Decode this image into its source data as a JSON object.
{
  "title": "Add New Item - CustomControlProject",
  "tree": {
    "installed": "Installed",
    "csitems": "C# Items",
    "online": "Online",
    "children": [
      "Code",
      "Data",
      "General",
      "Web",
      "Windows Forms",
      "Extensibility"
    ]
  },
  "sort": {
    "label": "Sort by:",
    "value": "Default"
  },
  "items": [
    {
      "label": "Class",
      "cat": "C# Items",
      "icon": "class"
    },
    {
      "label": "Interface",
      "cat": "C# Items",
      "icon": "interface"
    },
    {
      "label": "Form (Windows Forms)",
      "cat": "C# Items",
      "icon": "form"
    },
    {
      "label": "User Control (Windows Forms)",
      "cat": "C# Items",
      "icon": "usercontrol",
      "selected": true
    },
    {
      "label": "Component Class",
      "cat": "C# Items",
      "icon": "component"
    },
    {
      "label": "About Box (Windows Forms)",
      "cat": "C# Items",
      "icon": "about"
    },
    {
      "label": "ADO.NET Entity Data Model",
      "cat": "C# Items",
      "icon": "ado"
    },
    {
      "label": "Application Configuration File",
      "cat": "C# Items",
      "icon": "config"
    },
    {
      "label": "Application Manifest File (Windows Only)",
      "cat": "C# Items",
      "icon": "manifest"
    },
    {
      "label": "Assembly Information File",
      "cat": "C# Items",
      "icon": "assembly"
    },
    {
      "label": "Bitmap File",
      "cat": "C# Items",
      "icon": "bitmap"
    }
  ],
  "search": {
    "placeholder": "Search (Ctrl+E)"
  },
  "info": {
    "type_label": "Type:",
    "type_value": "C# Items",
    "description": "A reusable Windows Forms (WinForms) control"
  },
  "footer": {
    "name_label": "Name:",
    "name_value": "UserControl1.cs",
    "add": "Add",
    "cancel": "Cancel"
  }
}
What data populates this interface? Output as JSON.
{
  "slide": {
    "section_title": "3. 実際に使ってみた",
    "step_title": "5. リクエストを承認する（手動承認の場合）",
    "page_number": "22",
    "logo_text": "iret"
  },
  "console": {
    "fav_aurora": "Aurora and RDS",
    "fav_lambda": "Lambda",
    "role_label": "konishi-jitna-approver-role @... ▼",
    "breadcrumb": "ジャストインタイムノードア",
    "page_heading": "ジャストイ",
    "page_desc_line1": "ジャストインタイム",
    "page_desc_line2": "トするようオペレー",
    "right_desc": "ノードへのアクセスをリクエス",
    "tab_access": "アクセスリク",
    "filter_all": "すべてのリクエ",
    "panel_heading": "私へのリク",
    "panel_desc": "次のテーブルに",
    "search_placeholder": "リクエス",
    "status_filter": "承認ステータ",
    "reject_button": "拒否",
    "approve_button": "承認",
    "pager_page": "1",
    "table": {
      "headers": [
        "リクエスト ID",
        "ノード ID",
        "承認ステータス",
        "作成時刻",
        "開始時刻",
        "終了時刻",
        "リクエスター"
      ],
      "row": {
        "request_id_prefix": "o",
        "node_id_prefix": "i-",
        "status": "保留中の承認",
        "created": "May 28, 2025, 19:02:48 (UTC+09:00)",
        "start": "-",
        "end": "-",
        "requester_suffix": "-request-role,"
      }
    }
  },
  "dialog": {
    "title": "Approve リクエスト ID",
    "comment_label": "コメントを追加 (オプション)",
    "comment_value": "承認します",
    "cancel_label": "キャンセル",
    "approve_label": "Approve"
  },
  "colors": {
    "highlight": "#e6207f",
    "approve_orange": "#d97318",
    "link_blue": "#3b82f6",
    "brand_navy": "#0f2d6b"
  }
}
--------------------------------
Take the line that contains "What data populates" and every line after it through the end of the listing above, and repeat them exactly.

What data populates this interface? Output as JSON.
{
  "slide": {
    "section_title": "3. 実際に使ってみた",
    "step_title": "5. リクエストを承認する（手動承認の場合）",
    "page_number": "22",
    "logo_text": "iret"
  },
  "console": {
    "fav_aurora": "Aurora and RDS",
    "fav_lambda": "Lambda",
    "role_label": "konishi-jitna-approver-role @... ▼",
    "breadcrumb": "ジャストインタイムノードア",
    "page_heading": "ジャストイ",
    "page_desc_line1": "ジャストインタイム",
    "page_desc_line2": "トするようオペレー",
    "right_desc": "ノードへのアクセスをリクエス",
    "tab_access": "アクセスリク",
    "filter_all": "すべてのリクエ",
    "panel_heading": "私へのリク",
    "panel_desc": "次のテーブルに",
    "search_placeholder": "リクエス",
    "status_filter": "承認ステータ",
    "reject_button": "拒否",
    "approve_button": "承認",
    "pager_page": "1",
    "table": {
      "headers": [
        "リクエスト ID",
        "ノード ID",
        "承認ステータス",
        "作成時刻",
        "開始時刻",
        "終了時刻",
        "リクエスター"
      ],
      "row": {
        "request_id_prefix": "o",
        "node_id_prefix": "i-",
        "status": "保留中の承認",
        "created": "May 28, 2025, 19:02:48 (UTC+09:00)",
        "start": "-",
        "end": "-",
        "requester_suffix": "-request-role,"
      }
    }
  },
  "dialog": {
    "title": "Approve リクエスト ID",
    "comment_label": "コメントを追加 (オプション)",
    "comment_value": "承認します",
    "cancel_label": "キャンセル",
    "approve_label": "Approve"
  },
  "colors": {
    "highlight": "#e6207f",
    "approve_orange": "#d97318",
    "link_blue": "#3b82f6",
    "brand_navy": "#0f2d6b"
  }
}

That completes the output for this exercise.